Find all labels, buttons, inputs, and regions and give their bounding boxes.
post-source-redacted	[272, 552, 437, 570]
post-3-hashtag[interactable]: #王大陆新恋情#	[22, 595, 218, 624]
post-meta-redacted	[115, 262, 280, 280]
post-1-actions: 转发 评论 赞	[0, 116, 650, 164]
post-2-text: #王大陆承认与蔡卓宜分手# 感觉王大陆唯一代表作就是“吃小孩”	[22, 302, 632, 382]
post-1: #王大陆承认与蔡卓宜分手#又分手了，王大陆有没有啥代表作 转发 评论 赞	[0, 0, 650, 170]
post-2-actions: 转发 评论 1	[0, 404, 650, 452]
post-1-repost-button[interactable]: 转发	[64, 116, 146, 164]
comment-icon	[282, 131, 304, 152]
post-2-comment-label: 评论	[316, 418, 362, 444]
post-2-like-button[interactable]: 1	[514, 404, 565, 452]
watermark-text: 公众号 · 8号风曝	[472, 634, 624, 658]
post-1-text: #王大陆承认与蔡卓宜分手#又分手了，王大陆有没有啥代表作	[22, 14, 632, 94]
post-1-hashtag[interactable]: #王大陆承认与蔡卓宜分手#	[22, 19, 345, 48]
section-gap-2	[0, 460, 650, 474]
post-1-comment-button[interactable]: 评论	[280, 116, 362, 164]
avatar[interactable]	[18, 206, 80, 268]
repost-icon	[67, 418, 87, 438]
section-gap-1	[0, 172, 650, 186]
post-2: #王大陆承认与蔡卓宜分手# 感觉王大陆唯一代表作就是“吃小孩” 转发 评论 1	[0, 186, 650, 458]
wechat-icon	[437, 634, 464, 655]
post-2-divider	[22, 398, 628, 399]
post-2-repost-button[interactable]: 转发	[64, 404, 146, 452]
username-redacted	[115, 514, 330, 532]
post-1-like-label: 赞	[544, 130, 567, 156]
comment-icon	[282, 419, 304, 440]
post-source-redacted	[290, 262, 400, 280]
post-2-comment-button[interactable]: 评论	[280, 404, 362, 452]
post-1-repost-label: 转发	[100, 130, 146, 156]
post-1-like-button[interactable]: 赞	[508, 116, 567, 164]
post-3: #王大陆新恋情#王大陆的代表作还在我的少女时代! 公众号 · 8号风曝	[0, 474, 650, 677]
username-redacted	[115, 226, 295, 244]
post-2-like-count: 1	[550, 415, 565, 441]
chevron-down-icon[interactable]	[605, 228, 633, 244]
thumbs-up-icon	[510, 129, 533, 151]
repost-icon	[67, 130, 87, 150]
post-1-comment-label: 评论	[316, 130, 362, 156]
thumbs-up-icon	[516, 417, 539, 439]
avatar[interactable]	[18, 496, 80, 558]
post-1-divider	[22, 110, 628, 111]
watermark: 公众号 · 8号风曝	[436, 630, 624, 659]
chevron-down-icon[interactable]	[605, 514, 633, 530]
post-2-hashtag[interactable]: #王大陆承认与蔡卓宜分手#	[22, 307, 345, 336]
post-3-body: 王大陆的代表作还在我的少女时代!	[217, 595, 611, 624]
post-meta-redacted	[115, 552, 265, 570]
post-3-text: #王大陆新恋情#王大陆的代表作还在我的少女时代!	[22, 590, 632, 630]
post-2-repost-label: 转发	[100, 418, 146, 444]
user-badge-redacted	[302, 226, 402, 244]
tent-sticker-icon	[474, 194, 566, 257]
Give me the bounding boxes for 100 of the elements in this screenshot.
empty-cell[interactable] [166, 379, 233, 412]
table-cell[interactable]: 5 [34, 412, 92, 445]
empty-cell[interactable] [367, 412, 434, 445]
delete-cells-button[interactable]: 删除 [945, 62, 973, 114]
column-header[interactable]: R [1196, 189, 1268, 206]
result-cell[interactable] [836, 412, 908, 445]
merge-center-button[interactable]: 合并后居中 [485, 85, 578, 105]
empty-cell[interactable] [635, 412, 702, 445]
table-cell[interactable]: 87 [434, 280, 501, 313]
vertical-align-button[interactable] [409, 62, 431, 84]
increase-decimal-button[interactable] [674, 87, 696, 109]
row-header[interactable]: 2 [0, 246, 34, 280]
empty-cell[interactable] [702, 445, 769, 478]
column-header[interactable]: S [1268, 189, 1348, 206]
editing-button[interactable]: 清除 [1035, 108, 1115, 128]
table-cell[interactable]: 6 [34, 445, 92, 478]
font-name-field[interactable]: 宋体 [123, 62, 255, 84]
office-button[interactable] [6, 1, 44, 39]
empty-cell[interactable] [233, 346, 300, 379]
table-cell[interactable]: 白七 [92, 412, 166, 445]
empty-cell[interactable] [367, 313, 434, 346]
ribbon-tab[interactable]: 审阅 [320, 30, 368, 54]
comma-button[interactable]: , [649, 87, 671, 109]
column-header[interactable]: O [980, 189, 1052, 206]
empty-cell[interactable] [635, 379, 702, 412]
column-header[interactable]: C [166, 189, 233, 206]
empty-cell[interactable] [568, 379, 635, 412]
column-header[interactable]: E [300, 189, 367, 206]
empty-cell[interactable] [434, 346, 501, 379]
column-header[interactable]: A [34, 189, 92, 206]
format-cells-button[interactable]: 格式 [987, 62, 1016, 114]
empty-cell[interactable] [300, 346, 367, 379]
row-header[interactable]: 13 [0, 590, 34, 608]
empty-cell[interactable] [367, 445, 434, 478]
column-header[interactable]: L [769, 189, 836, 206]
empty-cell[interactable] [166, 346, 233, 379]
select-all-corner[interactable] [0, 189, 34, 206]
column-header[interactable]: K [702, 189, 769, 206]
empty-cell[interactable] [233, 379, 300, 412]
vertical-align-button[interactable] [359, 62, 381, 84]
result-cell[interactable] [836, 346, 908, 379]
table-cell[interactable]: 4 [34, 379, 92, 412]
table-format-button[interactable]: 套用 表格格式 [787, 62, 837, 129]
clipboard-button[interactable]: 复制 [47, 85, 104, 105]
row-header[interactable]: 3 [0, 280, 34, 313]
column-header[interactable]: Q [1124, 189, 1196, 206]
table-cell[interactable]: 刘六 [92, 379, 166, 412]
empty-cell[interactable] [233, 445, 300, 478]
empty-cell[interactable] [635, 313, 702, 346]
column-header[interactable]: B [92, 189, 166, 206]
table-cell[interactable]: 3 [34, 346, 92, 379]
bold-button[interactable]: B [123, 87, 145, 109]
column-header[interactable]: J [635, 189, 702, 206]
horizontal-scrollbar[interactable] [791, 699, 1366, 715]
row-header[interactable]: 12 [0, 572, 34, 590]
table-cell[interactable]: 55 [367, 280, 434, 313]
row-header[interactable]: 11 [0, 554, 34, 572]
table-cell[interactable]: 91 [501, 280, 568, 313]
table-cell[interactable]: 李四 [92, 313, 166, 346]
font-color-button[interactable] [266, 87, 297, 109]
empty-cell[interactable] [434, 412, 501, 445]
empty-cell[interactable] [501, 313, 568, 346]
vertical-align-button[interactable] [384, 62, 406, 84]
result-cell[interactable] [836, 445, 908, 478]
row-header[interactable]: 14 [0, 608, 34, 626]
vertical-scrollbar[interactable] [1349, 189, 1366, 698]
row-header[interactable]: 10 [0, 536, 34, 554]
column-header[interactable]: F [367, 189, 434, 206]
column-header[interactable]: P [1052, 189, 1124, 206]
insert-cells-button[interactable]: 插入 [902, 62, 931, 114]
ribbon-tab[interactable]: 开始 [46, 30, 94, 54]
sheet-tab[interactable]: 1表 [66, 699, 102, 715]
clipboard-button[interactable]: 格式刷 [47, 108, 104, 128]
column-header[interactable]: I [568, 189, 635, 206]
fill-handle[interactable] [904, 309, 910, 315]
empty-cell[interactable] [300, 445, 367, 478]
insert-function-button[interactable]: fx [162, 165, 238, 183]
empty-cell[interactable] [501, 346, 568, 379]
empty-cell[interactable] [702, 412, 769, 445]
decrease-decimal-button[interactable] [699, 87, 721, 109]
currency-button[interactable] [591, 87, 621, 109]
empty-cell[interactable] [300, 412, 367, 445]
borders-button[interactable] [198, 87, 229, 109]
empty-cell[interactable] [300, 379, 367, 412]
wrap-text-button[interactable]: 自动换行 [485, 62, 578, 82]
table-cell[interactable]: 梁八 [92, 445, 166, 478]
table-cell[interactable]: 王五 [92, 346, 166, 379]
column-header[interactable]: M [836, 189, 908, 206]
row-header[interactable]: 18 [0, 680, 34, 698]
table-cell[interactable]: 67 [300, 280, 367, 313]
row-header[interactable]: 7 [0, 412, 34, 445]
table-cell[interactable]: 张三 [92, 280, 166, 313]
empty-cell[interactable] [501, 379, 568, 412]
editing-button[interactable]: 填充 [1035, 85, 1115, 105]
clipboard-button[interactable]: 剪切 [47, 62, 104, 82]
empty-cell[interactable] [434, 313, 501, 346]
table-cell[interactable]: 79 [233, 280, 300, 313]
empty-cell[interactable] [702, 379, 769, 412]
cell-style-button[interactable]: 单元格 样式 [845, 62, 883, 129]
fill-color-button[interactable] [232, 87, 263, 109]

# # # # # # #

• [INSTRUCTIONS TO FOLLOW]
Lay out the rows from the first one through the row containing "131, 304, 152]", both included, as a numbered list with blank lines omitted.

• [SOLUTION TO THIS TASK]
1. Find all labels, buttons, inputs, and regions and give their bounding boxes.
2. post-source-redacted	[272, 552, 437, 570]
3. post-3-hashtag[interactable]: #王大陆新恋情#	[22, 595, 218, 624]
4. post-meta-redacted	[115, 262, 280, 280]
5. post-1-actions: 转发 评论 赞	[0, 116, 650, 164]
6. post-2-text: #王大陆承认与蔡卓宜分手# 感觉王大陆唯一代表作就是“吃小孩”	[22, 302, 632, 382]
7. post-1: #王大陆承认与蔡卓宜分手#又分手了，王大陆有没有啥代表作 转发 评论 赞	[0, 0, 650, 170]
8. post-2-actions: 转发 评论 1	[0, 404, 650, 452]
9. post-1-repost-button[interactable]: 转发	[64, 116, 146, 164]
10. comment-icon	[282, 131, 304, 152]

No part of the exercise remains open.